[Stored data entries]

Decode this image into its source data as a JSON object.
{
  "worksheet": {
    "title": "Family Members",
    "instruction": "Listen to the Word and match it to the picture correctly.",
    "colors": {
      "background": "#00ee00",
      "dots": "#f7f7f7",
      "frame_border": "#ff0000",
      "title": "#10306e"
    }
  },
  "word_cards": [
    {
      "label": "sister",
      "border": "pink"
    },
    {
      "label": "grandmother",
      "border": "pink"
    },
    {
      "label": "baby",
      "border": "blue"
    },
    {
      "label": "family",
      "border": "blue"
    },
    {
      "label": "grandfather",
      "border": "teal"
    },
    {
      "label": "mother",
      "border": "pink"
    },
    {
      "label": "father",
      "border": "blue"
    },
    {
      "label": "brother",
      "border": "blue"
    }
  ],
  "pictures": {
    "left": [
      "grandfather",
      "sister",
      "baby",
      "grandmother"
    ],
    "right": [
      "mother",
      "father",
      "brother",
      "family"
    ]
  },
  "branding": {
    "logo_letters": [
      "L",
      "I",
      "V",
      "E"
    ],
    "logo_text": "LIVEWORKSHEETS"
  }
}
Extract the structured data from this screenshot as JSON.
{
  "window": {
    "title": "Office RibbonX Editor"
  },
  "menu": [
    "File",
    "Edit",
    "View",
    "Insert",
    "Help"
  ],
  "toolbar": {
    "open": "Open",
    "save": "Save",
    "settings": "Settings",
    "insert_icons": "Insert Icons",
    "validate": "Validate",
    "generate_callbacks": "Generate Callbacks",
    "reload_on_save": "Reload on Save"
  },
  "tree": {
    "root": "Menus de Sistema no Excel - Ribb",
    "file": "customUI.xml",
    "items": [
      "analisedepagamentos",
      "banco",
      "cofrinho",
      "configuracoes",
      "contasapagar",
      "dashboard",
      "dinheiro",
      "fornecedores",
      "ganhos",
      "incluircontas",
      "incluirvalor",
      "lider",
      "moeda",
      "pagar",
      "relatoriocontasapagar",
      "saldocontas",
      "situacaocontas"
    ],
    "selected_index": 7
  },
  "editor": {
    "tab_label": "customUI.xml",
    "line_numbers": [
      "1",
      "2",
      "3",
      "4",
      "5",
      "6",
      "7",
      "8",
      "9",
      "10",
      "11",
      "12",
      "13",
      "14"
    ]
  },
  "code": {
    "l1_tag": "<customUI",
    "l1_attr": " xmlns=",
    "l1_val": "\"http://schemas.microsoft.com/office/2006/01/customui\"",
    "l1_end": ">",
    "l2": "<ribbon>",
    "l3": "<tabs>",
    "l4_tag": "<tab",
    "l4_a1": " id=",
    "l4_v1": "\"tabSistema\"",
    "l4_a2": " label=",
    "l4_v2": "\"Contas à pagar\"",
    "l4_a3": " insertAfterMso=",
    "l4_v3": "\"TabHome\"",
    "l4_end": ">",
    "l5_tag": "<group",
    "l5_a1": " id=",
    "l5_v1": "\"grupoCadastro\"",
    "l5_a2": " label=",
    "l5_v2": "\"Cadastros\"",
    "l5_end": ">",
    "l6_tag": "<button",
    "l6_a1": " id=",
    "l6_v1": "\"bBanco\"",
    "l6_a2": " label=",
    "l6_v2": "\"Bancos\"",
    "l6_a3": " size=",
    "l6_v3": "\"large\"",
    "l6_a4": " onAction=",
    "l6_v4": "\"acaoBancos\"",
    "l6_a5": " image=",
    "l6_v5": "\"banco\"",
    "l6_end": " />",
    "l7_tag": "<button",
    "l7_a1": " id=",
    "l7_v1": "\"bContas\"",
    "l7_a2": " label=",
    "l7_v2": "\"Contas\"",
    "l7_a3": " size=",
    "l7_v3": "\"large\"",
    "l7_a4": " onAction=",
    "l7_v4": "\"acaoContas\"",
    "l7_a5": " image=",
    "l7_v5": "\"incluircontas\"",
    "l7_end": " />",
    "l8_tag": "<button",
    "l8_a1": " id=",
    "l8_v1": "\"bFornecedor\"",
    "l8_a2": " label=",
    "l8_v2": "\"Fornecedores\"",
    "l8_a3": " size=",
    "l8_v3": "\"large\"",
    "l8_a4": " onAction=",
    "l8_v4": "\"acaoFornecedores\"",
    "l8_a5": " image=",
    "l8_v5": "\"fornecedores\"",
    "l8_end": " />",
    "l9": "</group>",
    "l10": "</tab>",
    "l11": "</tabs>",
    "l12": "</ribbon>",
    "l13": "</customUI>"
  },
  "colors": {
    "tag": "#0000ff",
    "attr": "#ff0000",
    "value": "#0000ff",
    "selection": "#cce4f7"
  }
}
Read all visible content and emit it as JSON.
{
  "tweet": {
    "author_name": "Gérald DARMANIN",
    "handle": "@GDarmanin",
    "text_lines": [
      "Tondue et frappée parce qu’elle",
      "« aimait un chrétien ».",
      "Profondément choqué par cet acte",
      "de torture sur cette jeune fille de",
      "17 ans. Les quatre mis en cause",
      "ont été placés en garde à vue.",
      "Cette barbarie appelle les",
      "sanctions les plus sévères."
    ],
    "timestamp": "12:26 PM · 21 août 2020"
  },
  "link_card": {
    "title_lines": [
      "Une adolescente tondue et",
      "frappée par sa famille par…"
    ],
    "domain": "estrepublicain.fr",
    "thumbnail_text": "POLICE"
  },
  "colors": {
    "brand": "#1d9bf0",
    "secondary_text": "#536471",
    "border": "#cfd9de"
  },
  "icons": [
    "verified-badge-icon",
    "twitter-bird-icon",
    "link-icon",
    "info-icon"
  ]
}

** Exercise requirements **
Collect the lines of the data that carry the word "button".

** Exercise solution **
    "l6_tag": "<button",
    "l7_tag": "<button",
    "l8_tag": "<button",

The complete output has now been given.